Find each line with the string "verbe" and report it.

● ● ● ● ●

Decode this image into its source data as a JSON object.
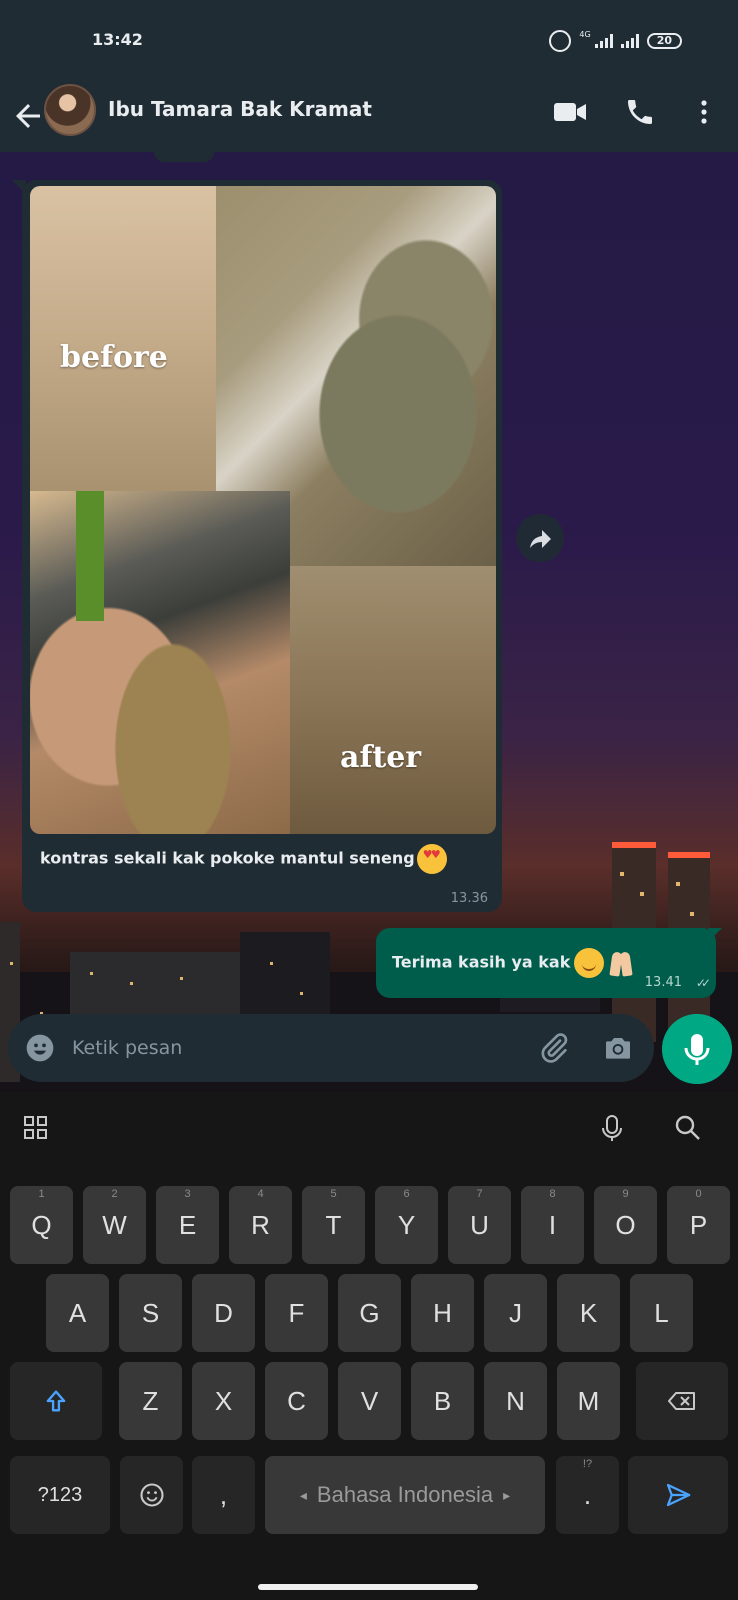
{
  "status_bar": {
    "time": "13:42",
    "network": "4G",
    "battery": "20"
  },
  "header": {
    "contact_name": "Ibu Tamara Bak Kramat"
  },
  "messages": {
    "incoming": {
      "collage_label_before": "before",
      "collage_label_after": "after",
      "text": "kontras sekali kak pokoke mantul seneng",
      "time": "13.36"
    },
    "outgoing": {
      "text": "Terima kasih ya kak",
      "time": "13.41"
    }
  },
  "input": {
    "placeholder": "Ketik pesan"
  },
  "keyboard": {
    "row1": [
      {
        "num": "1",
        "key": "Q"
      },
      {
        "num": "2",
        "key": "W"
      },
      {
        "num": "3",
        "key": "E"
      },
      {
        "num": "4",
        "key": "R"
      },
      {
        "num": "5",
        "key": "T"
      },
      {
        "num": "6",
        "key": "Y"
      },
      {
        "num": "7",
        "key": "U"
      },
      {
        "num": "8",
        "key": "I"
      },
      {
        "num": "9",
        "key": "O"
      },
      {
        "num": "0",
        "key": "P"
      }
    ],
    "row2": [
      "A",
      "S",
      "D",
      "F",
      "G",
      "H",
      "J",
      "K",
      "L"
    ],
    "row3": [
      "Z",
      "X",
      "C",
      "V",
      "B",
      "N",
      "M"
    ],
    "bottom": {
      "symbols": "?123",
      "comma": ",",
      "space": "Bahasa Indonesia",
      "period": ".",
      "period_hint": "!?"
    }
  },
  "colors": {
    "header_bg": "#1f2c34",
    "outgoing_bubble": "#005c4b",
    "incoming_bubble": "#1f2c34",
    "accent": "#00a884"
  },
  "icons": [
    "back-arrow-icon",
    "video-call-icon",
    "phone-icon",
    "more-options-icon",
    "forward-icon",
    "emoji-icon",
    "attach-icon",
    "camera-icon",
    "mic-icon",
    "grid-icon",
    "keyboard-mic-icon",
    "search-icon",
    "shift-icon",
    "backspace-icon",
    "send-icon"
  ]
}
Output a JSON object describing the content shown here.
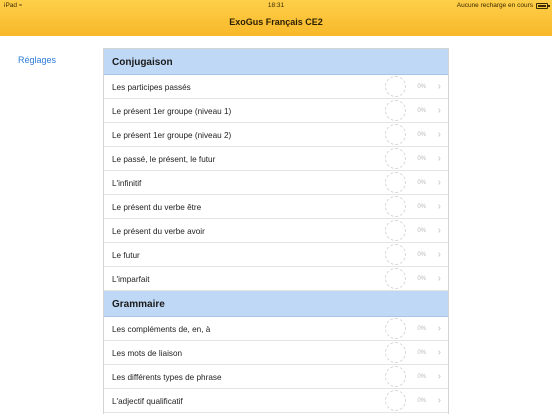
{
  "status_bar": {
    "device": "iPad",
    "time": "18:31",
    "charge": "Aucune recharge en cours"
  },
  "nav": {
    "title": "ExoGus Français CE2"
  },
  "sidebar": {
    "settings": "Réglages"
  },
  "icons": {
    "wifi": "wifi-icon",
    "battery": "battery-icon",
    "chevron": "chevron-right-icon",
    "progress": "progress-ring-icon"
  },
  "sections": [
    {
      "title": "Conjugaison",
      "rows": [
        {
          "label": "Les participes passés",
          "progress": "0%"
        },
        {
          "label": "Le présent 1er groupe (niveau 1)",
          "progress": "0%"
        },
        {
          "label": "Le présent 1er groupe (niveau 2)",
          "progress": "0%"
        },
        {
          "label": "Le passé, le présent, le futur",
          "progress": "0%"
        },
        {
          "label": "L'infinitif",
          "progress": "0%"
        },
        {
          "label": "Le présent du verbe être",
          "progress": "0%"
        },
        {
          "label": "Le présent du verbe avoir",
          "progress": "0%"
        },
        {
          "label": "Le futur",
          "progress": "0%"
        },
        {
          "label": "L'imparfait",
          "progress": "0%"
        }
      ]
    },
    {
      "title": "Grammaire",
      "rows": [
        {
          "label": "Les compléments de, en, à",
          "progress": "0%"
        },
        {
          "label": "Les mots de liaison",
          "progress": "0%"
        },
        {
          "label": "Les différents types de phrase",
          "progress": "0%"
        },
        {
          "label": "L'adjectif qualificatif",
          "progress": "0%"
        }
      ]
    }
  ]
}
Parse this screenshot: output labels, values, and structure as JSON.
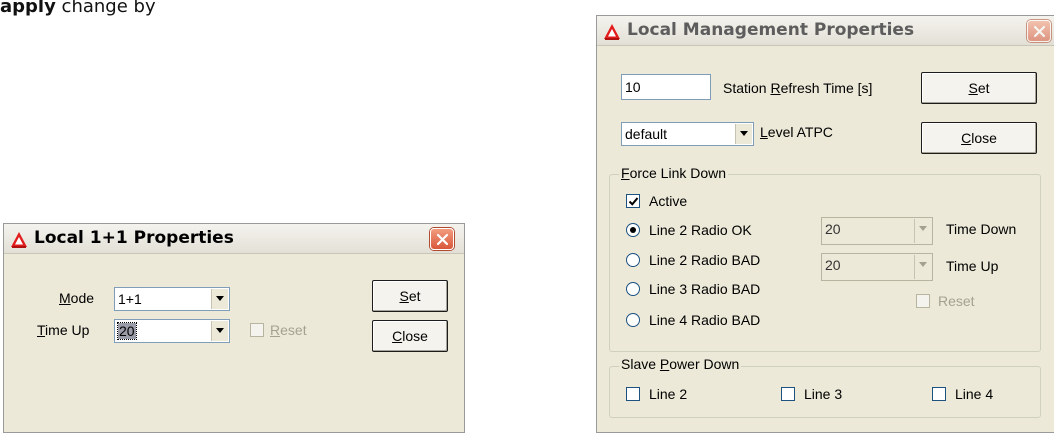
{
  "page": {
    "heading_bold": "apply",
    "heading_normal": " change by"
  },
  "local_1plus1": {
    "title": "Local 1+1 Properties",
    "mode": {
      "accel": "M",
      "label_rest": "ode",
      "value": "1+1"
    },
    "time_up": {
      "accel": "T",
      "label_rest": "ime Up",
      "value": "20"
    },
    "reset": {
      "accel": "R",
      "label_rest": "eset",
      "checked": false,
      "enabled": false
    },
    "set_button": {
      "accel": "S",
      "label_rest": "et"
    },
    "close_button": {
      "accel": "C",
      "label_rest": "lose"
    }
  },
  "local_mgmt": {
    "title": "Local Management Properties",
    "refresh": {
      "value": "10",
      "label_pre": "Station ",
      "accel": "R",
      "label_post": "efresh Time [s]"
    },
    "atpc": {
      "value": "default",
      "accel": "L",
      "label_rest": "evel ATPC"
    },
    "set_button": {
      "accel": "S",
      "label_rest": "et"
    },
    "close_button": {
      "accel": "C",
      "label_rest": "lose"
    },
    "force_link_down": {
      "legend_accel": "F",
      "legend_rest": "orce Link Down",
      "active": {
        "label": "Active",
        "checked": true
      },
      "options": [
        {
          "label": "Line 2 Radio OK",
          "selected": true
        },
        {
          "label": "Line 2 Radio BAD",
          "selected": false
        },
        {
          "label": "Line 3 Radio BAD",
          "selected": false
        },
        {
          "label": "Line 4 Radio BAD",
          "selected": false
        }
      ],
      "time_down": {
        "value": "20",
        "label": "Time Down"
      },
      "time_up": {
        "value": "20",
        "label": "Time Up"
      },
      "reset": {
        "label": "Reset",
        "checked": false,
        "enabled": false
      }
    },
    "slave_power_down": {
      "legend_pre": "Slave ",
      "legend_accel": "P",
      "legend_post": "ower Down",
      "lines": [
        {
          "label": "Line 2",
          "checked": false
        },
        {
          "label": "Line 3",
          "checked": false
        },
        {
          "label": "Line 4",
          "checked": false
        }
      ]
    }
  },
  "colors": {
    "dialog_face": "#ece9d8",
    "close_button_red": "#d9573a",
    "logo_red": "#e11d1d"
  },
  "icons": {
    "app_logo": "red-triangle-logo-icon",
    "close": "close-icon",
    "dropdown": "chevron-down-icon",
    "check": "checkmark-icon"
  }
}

● ● ● ● ●

Finished task>
          "label": "Le présent du verbe être",
          "label": "Le présent du verbe avoir",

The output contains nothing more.